Copy all of the records below verbatim.

>> Start Records shown

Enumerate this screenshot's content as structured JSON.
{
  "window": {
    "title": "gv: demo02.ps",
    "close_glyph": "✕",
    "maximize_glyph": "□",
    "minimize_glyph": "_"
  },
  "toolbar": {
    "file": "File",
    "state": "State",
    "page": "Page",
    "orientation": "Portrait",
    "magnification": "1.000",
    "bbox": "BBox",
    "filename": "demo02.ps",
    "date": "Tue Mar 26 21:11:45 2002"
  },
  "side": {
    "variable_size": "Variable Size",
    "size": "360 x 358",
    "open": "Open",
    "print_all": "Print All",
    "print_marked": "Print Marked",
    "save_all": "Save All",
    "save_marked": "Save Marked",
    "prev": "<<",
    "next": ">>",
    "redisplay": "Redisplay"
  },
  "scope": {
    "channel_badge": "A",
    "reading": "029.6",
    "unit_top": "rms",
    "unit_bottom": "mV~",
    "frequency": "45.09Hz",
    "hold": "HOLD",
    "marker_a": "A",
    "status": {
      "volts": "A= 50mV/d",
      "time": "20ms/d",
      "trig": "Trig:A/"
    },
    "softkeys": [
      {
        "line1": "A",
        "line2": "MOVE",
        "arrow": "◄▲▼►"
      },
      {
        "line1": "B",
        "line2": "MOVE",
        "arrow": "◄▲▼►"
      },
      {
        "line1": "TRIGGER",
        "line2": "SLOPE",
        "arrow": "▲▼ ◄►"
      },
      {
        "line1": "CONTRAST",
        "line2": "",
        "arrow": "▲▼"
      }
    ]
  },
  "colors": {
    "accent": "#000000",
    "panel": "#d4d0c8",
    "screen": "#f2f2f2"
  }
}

>> End Records shown

-- Output for this exercise --
Enumerate this screenshot's content as structured JSON.
{
  "window": {
    "title": "gv: demo02.ps",
    "close_glyph": "✕",
    "maximize_glyph": "□",
    "minimize_glyph": "_"
  },
  "toolbar": {
    "file": "File",
    "state": "State",
    "page": "Page",
    "orientation": "Portrait",
    "magnification": "1.000",
    "bbox": "BBox",
    "filename": "demo02.ps",
    "date": "Tue Mar 26 21:11:45 2002"
  },
  "side": {
    "variable_size": "Variable Size",
    "size": "360 x 358",
    "open": "Open",
    "print_all": "Print All",
    "print_marked": "Print Marked",
    "save_all": "Save All",
    "save_marked": "Save Marked",
    "prev": "<<",
    "next": ">>",
    "redisplay": "Redisplay"
  },
  "scope": {
    "channel_badge": "A",
    "reading": "029.6",
    "unit_top": "rms",
    "unit_bottom": "mV~",
    "frequency": "45.09Hz",
    "hold": "HOLD",
    "marker_a": "A",
    "status": {
      "volts": "A= 50mV/d",
      "time": "20ms/d",
      "trig": "Trig:A/"
    },
    "softkeys": [
      {
        "line1": "A",
        "line2": "MOVE",
        "arrow": "◄▲▼►"
      },
      {
        "line1": "B",
        "line2": "MOVE",
        "arrow": "◄▲▼►"
      },
      {
        "line1": "TRIGGER",
        "line2": "SLOPE",
        "arrow": "▲▼ ◄►"
      },
      {
        "line1": "CONTRAST",
        "line2": "",
        "arrow": "▲▼"
      }
    ]
  },
  "colors": {
    "accent": "#000000",
    "panel": "#d4d0c8",
    "screen": "#f2f2f2"
  }
}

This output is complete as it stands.